## WHAT TO DO
Work out how many lines of the listing hold the string "doit", then answer with that number and nothing else.

* begin RECORDS SUPPLIED *

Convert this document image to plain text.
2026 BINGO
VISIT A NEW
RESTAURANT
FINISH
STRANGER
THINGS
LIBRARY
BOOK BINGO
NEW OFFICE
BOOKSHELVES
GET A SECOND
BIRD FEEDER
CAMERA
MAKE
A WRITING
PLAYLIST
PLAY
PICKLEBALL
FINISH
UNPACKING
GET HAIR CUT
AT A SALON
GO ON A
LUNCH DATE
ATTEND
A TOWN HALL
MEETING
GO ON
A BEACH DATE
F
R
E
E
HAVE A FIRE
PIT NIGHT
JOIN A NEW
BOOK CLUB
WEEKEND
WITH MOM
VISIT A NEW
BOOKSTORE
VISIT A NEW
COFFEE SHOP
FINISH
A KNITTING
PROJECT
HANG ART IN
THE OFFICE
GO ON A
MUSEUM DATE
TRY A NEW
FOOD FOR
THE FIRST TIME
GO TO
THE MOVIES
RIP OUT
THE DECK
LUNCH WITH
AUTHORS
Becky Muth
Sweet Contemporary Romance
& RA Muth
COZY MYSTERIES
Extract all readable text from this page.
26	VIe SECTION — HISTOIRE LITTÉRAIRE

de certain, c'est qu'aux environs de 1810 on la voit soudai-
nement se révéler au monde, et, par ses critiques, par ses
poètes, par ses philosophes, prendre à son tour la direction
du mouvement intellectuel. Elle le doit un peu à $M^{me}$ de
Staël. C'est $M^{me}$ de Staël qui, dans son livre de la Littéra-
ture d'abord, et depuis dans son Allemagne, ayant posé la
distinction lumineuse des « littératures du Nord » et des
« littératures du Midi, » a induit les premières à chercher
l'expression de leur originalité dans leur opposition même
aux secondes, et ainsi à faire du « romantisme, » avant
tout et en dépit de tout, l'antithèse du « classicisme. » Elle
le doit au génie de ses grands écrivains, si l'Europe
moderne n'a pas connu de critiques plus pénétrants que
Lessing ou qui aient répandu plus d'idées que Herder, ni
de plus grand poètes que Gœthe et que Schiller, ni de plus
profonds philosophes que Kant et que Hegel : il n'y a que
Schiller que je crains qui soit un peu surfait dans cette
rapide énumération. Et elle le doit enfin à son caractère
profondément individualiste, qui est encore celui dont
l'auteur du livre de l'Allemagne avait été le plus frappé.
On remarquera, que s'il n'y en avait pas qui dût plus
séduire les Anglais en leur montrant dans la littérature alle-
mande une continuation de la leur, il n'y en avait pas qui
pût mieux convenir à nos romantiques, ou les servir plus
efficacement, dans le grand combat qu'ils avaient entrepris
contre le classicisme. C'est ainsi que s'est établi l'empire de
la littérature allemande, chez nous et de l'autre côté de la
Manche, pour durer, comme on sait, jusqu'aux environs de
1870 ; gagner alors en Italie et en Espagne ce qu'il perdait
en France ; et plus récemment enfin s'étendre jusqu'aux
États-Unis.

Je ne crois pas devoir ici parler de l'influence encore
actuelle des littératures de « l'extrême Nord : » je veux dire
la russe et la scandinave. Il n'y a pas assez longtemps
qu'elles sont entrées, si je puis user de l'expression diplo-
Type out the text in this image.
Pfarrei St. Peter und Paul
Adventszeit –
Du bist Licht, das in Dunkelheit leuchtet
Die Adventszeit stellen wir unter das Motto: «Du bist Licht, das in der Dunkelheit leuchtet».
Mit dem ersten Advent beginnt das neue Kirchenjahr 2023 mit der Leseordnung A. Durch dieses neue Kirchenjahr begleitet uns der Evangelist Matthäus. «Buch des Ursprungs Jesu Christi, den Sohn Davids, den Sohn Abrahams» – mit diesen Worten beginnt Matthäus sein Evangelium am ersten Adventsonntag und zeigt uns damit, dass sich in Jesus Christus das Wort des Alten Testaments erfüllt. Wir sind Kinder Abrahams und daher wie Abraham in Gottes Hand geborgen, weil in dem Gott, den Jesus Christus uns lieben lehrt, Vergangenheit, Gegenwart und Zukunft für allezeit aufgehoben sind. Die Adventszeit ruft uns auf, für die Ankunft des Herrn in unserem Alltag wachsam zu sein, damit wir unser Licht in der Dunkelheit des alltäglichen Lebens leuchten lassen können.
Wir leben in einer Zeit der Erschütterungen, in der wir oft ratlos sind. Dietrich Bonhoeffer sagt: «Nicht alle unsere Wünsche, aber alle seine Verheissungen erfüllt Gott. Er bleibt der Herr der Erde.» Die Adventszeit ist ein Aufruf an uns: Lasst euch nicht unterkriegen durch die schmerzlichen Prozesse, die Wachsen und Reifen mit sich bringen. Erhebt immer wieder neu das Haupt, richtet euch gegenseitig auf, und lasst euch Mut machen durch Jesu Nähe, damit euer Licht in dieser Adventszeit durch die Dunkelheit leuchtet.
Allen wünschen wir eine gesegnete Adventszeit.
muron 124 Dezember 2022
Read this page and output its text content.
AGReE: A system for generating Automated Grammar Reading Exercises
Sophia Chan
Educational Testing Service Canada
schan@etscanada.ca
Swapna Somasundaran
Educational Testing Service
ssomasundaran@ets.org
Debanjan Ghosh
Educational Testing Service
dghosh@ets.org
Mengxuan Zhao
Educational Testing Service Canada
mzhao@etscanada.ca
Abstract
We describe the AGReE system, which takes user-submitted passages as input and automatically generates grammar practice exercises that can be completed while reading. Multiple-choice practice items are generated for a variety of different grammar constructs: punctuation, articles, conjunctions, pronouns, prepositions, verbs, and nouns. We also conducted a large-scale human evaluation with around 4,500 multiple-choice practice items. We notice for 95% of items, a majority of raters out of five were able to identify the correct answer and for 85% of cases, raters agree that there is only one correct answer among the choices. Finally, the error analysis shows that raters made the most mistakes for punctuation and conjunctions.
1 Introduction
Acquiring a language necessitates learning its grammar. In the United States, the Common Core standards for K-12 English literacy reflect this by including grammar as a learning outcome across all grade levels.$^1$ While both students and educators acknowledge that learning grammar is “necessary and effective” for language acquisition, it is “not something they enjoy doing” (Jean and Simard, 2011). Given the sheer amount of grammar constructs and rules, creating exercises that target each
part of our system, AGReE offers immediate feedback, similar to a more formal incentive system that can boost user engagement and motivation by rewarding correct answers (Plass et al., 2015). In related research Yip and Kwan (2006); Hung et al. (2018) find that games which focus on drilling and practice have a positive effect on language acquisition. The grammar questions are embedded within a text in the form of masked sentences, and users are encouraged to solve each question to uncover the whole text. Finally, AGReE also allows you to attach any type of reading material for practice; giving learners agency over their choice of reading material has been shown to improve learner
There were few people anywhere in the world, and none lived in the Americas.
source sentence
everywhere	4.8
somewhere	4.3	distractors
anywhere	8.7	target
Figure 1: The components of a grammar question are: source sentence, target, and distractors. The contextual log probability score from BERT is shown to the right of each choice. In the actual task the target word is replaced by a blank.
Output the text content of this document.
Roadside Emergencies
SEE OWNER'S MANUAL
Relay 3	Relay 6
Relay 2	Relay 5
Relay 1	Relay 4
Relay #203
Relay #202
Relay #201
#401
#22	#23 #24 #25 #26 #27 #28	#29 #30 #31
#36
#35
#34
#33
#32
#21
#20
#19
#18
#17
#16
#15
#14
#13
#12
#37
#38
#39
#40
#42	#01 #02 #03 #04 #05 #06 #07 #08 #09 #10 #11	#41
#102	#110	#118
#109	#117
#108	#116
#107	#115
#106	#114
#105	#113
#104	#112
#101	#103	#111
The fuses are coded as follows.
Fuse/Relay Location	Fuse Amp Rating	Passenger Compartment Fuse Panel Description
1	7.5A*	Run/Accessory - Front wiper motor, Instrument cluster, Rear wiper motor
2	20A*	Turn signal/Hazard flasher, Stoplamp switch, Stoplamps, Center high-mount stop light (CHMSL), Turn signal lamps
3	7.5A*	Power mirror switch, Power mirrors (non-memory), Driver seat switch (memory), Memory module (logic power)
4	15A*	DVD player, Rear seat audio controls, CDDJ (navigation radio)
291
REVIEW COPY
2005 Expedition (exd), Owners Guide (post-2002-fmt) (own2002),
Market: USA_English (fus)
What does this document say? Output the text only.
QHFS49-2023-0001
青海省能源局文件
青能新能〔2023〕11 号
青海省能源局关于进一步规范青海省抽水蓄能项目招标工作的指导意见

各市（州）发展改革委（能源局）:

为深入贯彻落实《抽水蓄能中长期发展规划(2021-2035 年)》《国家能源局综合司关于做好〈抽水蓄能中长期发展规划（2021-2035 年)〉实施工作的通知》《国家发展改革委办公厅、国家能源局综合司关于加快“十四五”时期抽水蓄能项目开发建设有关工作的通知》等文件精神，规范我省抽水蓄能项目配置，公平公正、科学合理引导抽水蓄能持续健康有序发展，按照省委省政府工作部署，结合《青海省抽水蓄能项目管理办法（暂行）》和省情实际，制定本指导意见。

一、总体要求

* end RECORDS SUPPLIED *

## SOLUTION BELOW
3